## QUESTIONS TO ANSWER
A. In the article on Samuel Boateng, which club did he score a double hat-trick against on 4 January 2025?
B. Restate word for word the part of the Samuel Boateng article starting with "Team information" and going on through "SC / 15 / (5)".
C. For each statement, say whether the article on Samuel Boateng agrees with it, and quote the words that decide it: (i) Boateng's listed position is striker. (ii) Boateng played for Samartex in 2023. (iii) Boateng was the first player in Premier League history to score a double hat-trick.

## READING TEXT
◆ ◆ ◆ ◆ ◆ ◆ ◆

Samuel Boateng

Personal information
- Full name: Samuel Boateng
- Date of birth: 12 November 1997 (age 28)
- Place of birth: Ghana
- Height: 1.72 m (5 ft 8 in)
- Position: Striker

Team information
- Current team: Mohammedan SC
- Number: 10

Senior career*
- Years: Team / Apps / (Gls)
- 2021–2023: Asante Kotoko / 30 / (4)
- 2023: Samartex / 11 / (0)
- 2024: Nzema Kotoko / 17 / (4)
- 2024–25: Rahmatganj MFS / 18 / (18)
- 2025–26: Mohammedan SC / 15 / (5)

= Samuel Boateng =

Ghanaian footballer

Samuel Boateng (born 12 November 1997) is a Ghanaian professional footballer who plays as a forward for Bangladesh Premier League club Mohammedan SC.

==Club career==
===Rahmatganj MFS===
On 4 January 2025, Boateng scored a double hat-trick against Dhaka Wanderers Club in a 6–0 victory in the 2024–25 Bangladesh Premier League. He became only the second player in Premier League history to achieve the feat following Paul Mawachukwu's double hat-trick against Rahmatganj MFS in the 2007 B.League.

◆ ◆ ◆ ◆ ◆ ◆ ◆

## DATA
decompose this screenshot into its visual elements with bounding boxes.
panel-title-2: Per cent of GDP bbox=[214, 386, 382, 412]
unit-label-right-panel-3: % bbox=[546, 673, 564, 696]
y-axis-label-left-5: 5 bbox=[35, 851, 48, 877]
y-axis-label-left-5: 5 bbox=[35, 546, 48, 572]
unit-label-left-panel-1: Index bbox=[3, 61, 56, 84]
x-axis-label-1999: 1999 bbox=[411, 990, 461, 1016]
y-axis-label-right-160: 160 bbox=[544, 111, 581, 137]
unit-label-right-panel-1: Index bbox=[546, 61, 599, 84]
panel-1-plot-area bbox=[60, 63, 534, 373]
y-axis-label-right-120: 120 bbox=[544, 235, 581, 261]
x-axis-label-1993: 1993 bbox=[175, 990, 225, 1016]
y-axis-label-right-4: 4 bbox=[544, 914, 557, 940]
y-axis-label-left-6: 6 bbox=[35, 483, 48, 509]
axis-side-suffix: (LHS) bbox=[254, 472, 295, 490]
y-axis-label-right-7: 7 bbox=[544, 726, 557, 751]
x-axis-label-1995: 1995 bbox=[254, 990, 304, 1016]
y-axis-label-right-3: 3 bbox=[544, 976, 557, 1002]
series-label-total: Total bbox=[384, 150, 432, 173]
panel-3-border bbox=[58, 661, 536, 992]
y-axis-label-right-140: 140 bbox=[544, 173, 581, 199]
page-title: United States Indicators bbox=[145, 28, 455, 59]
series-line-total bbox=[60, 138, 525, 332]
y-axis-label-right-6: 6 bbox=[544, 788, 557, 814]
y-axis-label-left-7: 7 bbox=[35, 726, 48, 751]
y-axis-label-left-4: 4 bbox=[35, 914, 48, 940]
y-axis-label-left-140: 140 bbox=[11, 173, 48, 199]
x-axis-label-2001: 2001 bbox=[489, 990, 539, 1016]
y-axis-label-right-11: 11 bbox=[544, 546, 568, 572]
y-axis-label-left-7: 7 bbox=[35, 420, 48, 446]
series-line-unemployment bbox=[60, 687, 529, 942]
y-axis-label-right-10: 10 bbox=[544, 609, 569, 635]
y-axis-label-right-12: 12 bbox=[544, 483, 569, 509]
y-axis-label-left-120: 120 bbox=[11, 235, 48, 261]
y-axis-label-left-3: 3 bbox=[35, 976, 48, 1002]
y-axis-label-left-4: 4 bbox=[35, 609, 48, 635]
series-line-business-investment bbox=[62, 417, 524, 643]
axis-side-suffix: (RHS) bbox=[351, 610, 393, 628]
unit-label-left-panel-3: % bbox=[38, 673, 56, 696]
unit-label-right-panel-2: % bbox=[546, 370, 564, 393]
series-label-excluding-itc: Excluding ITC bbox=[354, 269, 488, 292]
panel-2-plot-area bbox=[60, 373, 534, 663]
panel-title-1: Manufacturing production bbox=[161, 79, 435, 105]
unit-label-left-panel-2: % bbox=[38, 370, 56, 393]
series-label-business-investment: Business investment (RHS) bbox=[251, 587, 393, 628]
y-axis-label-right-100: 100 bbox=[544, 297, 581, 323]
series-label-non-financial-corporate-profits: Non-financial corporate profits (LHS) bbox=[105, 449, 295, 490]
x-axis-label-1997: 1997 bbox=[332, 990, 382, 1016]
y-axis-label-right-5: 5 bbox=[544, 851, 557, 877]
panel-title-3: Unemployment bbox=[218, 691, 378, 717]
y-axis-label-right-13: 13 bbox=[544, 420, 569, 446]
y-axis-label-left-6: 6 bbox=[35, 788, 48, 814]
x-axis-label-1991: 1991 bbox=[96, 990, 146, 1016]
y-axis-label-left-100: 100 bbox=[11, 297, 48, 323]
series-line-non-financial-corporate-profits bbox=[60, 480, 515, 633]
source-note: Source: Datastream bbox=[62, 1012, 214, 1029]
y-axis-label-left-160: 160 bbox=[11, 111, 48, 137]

◆ ◆ ◆ ◆ ◆ ◆ ◆

## SOLVED TASKS
A. Dhaka Wanderers Club

B.
Team information
- Current team: Mohammedan SC
- Number: 10

Senior career*
- Years: Team / Apps / (Gls)
- 2021–2023: Asante Kotoko / 30 / (4)
- 2023: Samartex / 11 / (0)
- 2024: Nzema Kotoko / 17 / (4)
- 2024–25: Rahmatganj MFS / 18 / (18)
- 2025–26: Mohammedan SC / 15 / (5)

C.
(i) Yes: "Position: Striker"
(ii) Yes: "2023: Samartex / 11 / (0)"
(iii) No: "He became only the second player in Premier League history to achieve the feat"